### Your instructions
Do not carry the pictures over; copy every other part of the entries exactly.

### Stored rows

──────────

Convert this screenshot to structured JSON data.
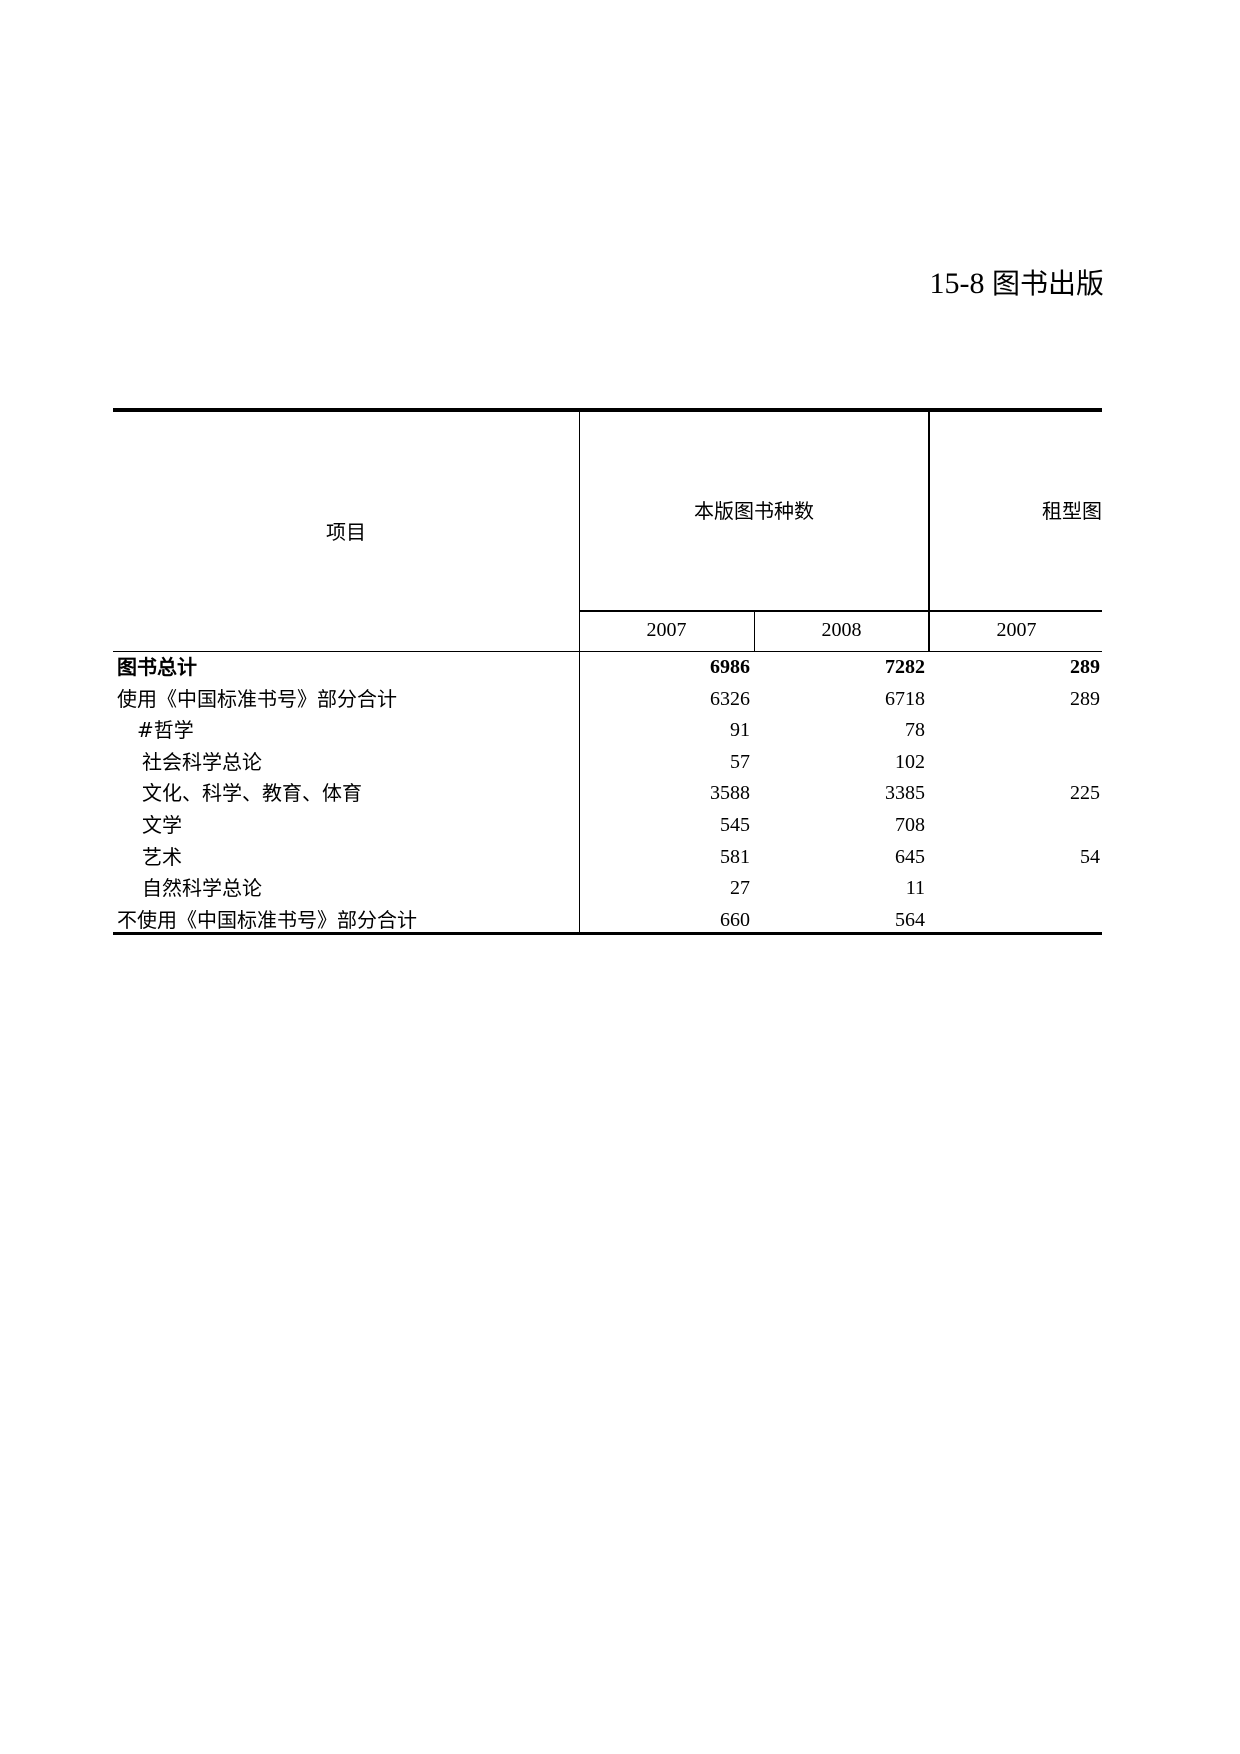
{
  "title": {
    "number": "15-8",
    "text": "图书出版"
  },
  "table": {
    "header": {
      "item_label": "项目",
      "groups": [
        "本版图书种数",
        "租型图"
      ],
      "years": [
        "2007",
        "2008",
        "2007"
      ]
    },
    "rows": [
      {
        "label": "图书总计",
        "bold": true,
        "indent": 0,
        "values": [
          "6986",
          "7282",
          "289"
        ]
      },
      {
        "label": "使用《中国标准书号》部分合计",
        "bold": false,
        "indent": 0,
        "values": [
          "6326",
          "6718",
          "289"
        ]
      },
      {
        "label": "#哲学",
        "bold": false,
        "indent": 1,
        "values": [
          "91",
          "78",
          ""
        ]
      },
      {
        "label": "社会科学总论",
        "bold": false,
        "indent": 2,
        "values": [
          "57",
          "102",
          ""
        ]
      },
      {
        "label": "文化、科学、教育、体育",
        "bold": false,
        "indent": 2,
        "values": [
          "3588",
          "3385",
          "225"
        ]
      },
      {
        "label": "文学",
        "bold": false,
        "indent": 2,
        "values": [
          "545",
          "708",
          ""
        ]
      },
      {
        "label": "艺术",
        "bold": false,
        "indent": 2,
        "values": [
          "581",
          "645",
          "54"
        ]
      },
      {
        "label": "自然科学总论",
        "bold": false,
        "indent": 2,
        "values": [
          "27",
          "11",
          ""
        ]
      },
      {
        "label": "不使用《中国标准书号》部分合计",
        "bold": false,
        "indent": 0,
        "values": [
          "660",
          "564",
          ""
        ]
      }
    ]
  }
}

──────────

### Finished exercise
Convert this screenshot to structured JSON data.
{
  "title": {
    "number": "15-8",
    "text": "图书出版"
  },
  "table": {
    "header": {
      "item_label": "项目",
      "groups": [
        "本版图书种数",
        "租型图"
      ],
      "years": [
        "2007",
        "2008",
        "2007"
      ]
    },
    "rows": [
      {
        "label": "图书总计",
        "bold": true,
        "indent": 0,
        "values": [
          "6986",
          "7282",
          "289"
        ]
      },
      {
        "label": "使用《中国标准书号》部分合计",
        "bold": false,
        "indent": 0,
        "values": [
          "6326",
          "6718",
          "289"
        ]
      },
      {
        "label": "#哲学",
        "bold": false,
        "indent": 1,
        "values": [
          "91",
          "78",
          ""
        ]
      },
      {
        "label": "社会科学总论",
        "bold": false,
        "indent": 2,
        "values": [
          "57",
          "102",
          ""
        ]
      },
      {
        "label": "文化、科学、教育、体育",
        "bold": false,
        "indent": 2,
        "values": [
          "3588",
          "3385",
          "225"
        ]
      },
      {
        "label": "文学",
        "bold": false,
        "indent": 2,
        "values": [
          "545",
          "708",
          ""
        ]
      },
      {
        "label": "艺术",
        "bold": false,
        "indent": 2,
        "values": [
          "581",
          "645",
          "54"
        ]
      },
      {
        "label": "自然科学总论",
        "bold": false,
        "indent": 2,
        "values": [
          "27",
          "11",
          ""
        ]
      },
      {
        "label": "不使用《中国标准书号》部分合计",
        "bold": false,
        "indent": 0,
        "values": [
          "660",
          "564",
          ""
        ]
      }
    ]
  }
}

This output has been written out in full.